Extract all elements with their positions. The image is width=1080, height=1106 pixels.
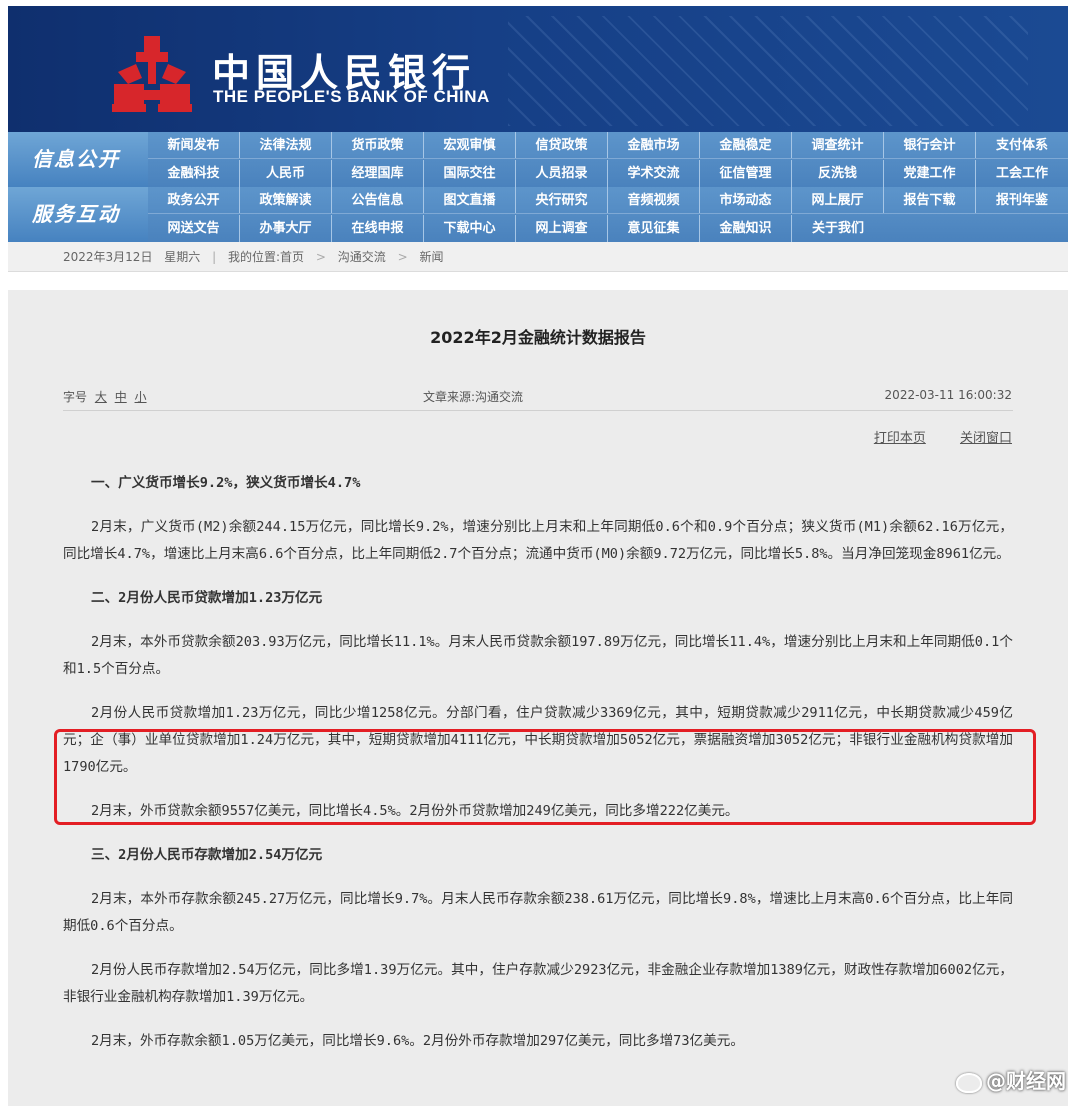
nav-item[interactable]: 关于我们 [792,215,884,242]
bank-name-english: THE PEOPLE'S BANK OF CHINA [213,87,490,106]
article-source: 文章来源:沟通交流 [423,390,524,404]
nav-item[interactable]: 新闻发布 [148,132,240,158]
nav-item[interactable]: 货币政策 [332,132,424,158]
paragraph: 2月末，本外币存款余额245.27万亿元，同比增长9.7%。月末人民币存款余额2… [63,891,1013,934]
breadcrumb-date: 2022年3月12日 [63,250,153,264]
nav-group-label-service: 服务互动 [8,187,148,242]
print-page-link[interactable]: 打印本页 [874,431,926,446]
nav-item[interactable]: 经理国库 [332,160,424,187]
breadcrumb-separator: | [212,250,217,264]
nav-item[interactable]: 支付体系 [976,132,1068,158]
nav-item[interactable]: 公告信息 [332,187,424,213]
nav-item[interactable]: 党建工作 [884,160,976,187]
nav-item[interactable]: 下载中心 [424,215,516,242]
nav-item[interactable]: 网上展厅 [792,187,884,213]
paragraph: 2月末，广义货币(M2)余额244.15万亿元，同比增长9.2%，增速分别比上月… [63,519,1013,562]
red-highlight-box [54,729,1036,825]
font-small-link[interactable]: 小 [135,390,147,404]
weibo-eye-icon [956,1072,982,1093]
nav-item[interactable]: 法律法规 [240,132,332,158]
nav-item[interactable]: 网送文告 [148,215,240,242]
paragraph: 2月份人民币存款增加2.54万亿元，同比多增1.39万亿元。其中，住户存款减少2… [63,962,1013,1005]
nav-group-service: 服务互动 政务公开 政策解读 公告信息 图文直播 央行研究 音频视频 市场动态 … [8,187,1068,242]
nav-item[interactable]: 金融科技 [148,160,240,187]
font-medium-link[interactable]: 中 [115,390,127,404]
site-header: 中国人民银行 THE PEOPLE'S BANK OF CHINA [8,6,1068,132]
article-panel: 2022年2月金融统计数据报告 字号 大 中 小 文章来源:沟通交流 2022-… [8,290,1068,1106]
nav-rows-info: 新闻发布 法律法规 货币政策 宏观审慎 信贷政策 金融市场 金融稳定 调查统计 … [148,132,1068,187]
nav-row-3: 政务公开 政策解读 公告信息 图文直播 央行研究 音频视频 市场动态 网上展厅 … [148,187,1068,214]
nav-item[interactable]: 报刊年鉴 [976,187,1068,213]
breadcrumb-level2-link[interactable]: 新闻 [420,250,444,264]
nav-item[interactable]: 央行研究 [516,187,608,213]
chevron-right-icon: > [315,250,326,264]
nav-item[interactable]: 调查统计 [792,132,884,158]
meta-divider [63,410,1013,411]
nav-item[interactable]: 征信管理 [700,160,792,187]
nav-item[interactable]: 国际交往 [424,160,516,187]
watermark-text: @财经网 [986,1069,1066,1093]
article-title: 2022年2月金融统计数据报告 [430,328,646,347]
paragraph: 2月末，外币存款余额1.05万亿美元，同比增长9.6%。2月份外币存款增加297… [91,1033,744,1049]
chevron-right-icon: > [397,250,408,264]
nav-item[interactable]: 金融市场 [608,132,700,158]
nav-item[interactable]: 图文直播 [424,187,516,213]
breadcrumb-weekday: 星期六 [164,250,201,264]
paragraph: 2月末，本外币贷款余额203.93万亿元，同比增长11.1%。月末人民币贷款余额… [63,634,1013,677]
nav-row-4: 网送文告 办事大厅 在线申报 下载中心 网上调查 意见征集 金融知识 关于我们 [148,215,1068,242]
nav-item[interactable]: 人民币 [240,160,332,187]
section-heading-1: 一、广义货币增长9.2%，狭义货币增长4.7% [91,475,361,491]
weibo-watermark: @财经网 [956,1065,1066,1094]
nav-item[interactable]: 信贷政策 [516,132,608,158]
font-size-controls: 字号 大 中 小 [63,388,147,405]
nav-item[interactable]: 音频视频 [608,187,700,213]
section-heading-3: 三、2月份人民币存款增加2.54万亿元 [91,847,323,863]
nav-item[interactable]: 报告下载 [884,187,976,213]
nav-rows-service: 政务公开 政策解读 公告信息 图文直播 央行研究 音频视频 市场动态 网上展厅 … [148,187,1068,242]
nav-item[interactable]: 银行会计 [884,132,976,158]
nav-group-label-info: 信息公开 [8,132,148,187]
nav-item[interactable]: 学术交流 [608,160,700,187]
nav-item[interactable]: 网上调查 [516,215,608,242]
breadcrumb: 2022年3月12日 星期六 | 我的位置:首页 > 沟通交流 > 新闻 [8,242,1068,272]
nav-item[interactable]: 金融知识 [700,215,792,242]
breadcrumb-level1-link[interactable]: 沟通交流 [338,250,386,264]
nav-row-1: 新闻发布 法律法规 货币政策 宏观审慎 信贷政策 金融市场 金融稳定 调查统计 … [148,132,1068,159]
nav-item[interactable]: 办事大厅 [240,215,332,242]
close-window-link[interactable]: 关闭窗口 [960,431,1012,446]
article-tools: 打印本页 关闭窗口 [844,427,1012,446]
nav-item[interactable]: 市场动态 [700,187,792,213]
nav-row-2: 金融科技 人民币 经理国库 国际交往 人员招录 学术交流 征信管理 反洗钱 党建… [148,160,1068,187]
nav-item[interactable]: 政务公开 [148,187,240,213]
nav-item[interactable]: 宏观审慎 [424,132,516,158]
section-heading-2: 二、2月份人民币贷款增加1.23万亿元 [91,590,323,606]
breadcrumb-home-link[interactable]: 我的位置:首页 [228,250,304,264]
font-size-label: 字号 [63,390,88,404]
nav-item[interactable]: 金融稳定 [700,132,792,158]
header-pattern [508,16,1028,126]
pboc-logo-icon [112,36,192,112]
font-large-link[interactable]: 大 [95,390,107,404]
nav-item[interactable]: 在线申报 [332,215,424,242]
nav-item[interactable]: 意见征集 [608,215,700,242]
nav-item[interactable]: 反洗钱 [792,160,884,187]
main-navigation: 信息公开 新闻发布 法律法规 货币政策 宏观审慎 信贷政策 金融市场 金融稳定 … [8,132,1068,242]
nav-group-info: 信息公开 新闻发布 法律法规 货币政策 宏观审慎 信贷政策 金融市场 金融稳定 … [8,132,1068,187]
nav-item[interactable]: 工会工作 [976,160,1068,187]
nav-item[interactable]: 政策解读 [240,187,332,213]
article-datetime: 2022-03-11 16:00:32 [884,388,1012,402]
nav-item[interactable]: 人员招录 [516,160,608,187]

- Your task:
Return every line of the items above verbatim, leaving out the pictures.

- The result:
Extract all elements with their positions. The image is width=1080, height=1106 pixels.
nav-item[interactable]: 关于我们 [792,215,884,242]
bank-name-english: THE PEOPLE'S BANK OF CHINA [213,87,490,106]
article-source: 文章来源:沟通交流 [423,390,524,404]
nav-item[interactable]: 新闻发布 [148,132,240,158]
nav-item[interactable]: 货币政策 [332,132,424,158]
paragraph: 2月末，本外币存款余额245.27万亿元，同比增长9.7%。月末人民币存款余额2… [63,891,1013,934]
breadcrumb-date: 2022年3月12日 [63,250,153,264]
nav-group-label-service: 服务互动 [8,187,148,242]
print-page-link[interactable]: 打印本页 [874,431,926,446]
nav-item[interactable]: 经理国库 [332,160,424,187]
breadcrumb-separator: | [212,250,217,264]
nav-item[interactable]: 支付体系 [976,132,1068,158]
nav-item[interactable]: 公告信息 [332,187,424,213]
nav-item[interactable]: 党建工作 [884,160,976,187]
nav-item[interactable]: 下载中心 [424,215,516,242]
nav-item[interactable]: 网上展厅 [792,187,884,213]
paragraph: 2月末，广义货币(M2)余额244.15万亿元，同比增长9.2%，增速分别比上月… [63,519,1013,562]
red-highlight-box [54,729,1036,825]
font-small-link[interactable]: 小 [135,390,147,404]
weibo-eye-icon [956,1072,982,1093]
nav-item[interactable]: 法律法规 [240,132,332,158]
nav-item[interactable]: 网送文告 [148,215,240,242]
paragraph: 2月份人民币存款增加2.54万亿元，同比多增1.39万亿元。其中，住户存款减少2… [63,962,1013,1005]
nav-group-service: 服务互动 政务公开 政策解读 公告信息 图文直播 央行研究 音频视频 市场动态 … [8,187,1068,242]
nav-item[interactable]: 金融科技 [148,160,240,187]
font-medium-link[interactable]: 中 [115,390,127,404]
site-header: 中国人民银行 THE PEOPLE'S BANK OF CHINA [8,6,1068,132]
article-panel: 2022年2月金融统计数据报告 字号 大 中 小 文章来源:沟通交流 2022-… [8,290,1068,1106]
nav-rows-info: 新闻发布 法律法规 货币政策 宏观审慎 信贷政策 金融市场 金融稳定 调查统计 … [148,132,1068,187]
nav-row-3: 政务公开 政策解读 公告信息 图文直播 央行研究 音频视频 市场动态 网上展厅 … [148,187,1068,214]
nav-item[interactable]: 报刊年鉴 [976,187,1068,213]
breadcrumb-level2-link[interactable]: 新闻 [420,250,444,264]
nav-item[interactable]: 央行研究 [516,187,608,213]
chevron-right-icon: > [315,250,326,264]
nav-item[interactable]: 调查统计 [792,132,884,158]
meta-divider [63,410,1013,411]
nav-item[interactable]: 征信管理 [700,160,792,187]
nav-item[interactable]: 国际交往 [424,160,516,187]
watermark-text: @财经网 [986,1069,1066,1093]
article-title: 2022年2月金融统计数据报告 [430,328,646,347]
paragraph: 2月末，外币存款余额1.05万亿美元，同比增长9.6%。2月份外币存款增加297… [91,1033,744,1049]
chevron-right-icon: > [397,250,408,264]
nav-item[interactable]: 金融市场 [608,132,700,158]
nav-item[interactable]: 图文直播 [424,187,516,213]
breadcrumb-weekday: 星期六 [164,250,201,264]
paragraph: 2月末，本外币贷款余额203.93万亿元，同比增长11.1%。月末人民币贷款余额… [63,634,1013,677]
nav-row-4: 网送文告 办事大厅 在线申报 下载中心 网上调查 意见征集 金融知识 关于我们 [148,215,1068,242]
nav-item[interactable]: 人民币 [240,160,332,187]
section-heading-1: 一、广义货币增长9.2%，狭义货币增长4.7% [91,475,361,491]
weibo-watermark: @财经网 [956,1065,1066,1094]
nav-item[interactable]: 信贷政策 [516,132,608,158]
font-size-controls: 字号 大 中 小 [63,388,147,405]
nav-item[interactable]: 音频视频 [608,187,700,213]
section-heading-3: 三、2月份人民币存款增加2.54万亿元 [91,847,323,863]
nav-item[interactable]: 报告下载 [884,187,976,213]
nav-rows-service: 政务公开 政策解读 公告信息 图文直播 央行研究 音频视频 市场动态 网上展厅 … [148,187,1068,242]
nav-item[interactable]: 银行会计 [884,132,976,158]
nav-group-label-info: 信息公开 [8,132,148,187]
nav-item[interactable]: 学术交流 [608,160,700,187]
nav-item[interactable]: 网上调查 [516,215,608,242]
breadcrumb: 2022年3月12日 星期六 | 我的位置:首页 > 沟通交流 > 新闻 [8,242,1068,272]
nav-item[interactable]: 金融知识 [700,215,792,242]
breadcrumb-level1-link[interactable]: 沟通交流 [338,250,386,264]
nav-row-1: 新闻发布 法律法规 货币政策 宏观审慎 信贷政策 金融市场 金融稳定 调查统计 … [148,132,1068,159]
nav-item[interactable]: 办事大厅 [240,215,332,242]
close-window-link[interactable]: 关闭窗口 [960,431,1012,446]
article-tools: 打印本页 关闭窗口 [844,427,1012,446]
nav-item[interactable]: 市场动态 [700,187,792,213]
nav-row-2: 金融科技 人民币 经理国库 国际交往 人员招录 学术交流 征信管理 反洗钱 党建… [148,160,1068,187]
nav-item[interactable]: 政务公开 [148,187,240,213]
nav-item[interactable]: 宏观审慎 [424,132,516,158]
section-heading-2: 二、2月份人民币贷款增加1.23万亿元 [91,590,323,606]
breadcrumb-home-link[interactable]: 我的位置:首页 [228,250,304,264]
font-size-label: 字号 [63,390,88,404]
nav-item[interactable]: 金融稳定 [700,132,792,158]
header-pattern [508,16,1028,126]
pboc-logo-icon [112,36,192,112]
font-large-link[interactable]: 大 [95,390,107,404]
nav-item[interactable]: 在线申报 [332,215,424,242]
nav-item[interactable]: 意见征集 [608,215,700,242]
nav-item[interactable]: 反洗钱 [792,160,884,187]
main-navigation: 信息公开 新闻发布 法律法规 货币政策 宏观审慎 信贷政策 金融市场 金融稳定 … [8,132,1068,242]
nav-group-info: 信息公开 新闻发布 法律法规 货币政策 宏观审慎 信贷政策 金融市场 金融稳定 … [8,132,1068,187]
nav-item[interactable]: 工会工作 [976,160,1068,187]
nav-item[interactable]: 政策解读 [240,187,332,213]
article-datetime: 2022-03-11 16:00:32 [884,388,1012,402]
nav-item[interactable]: 人员招录 [516,160,608,187]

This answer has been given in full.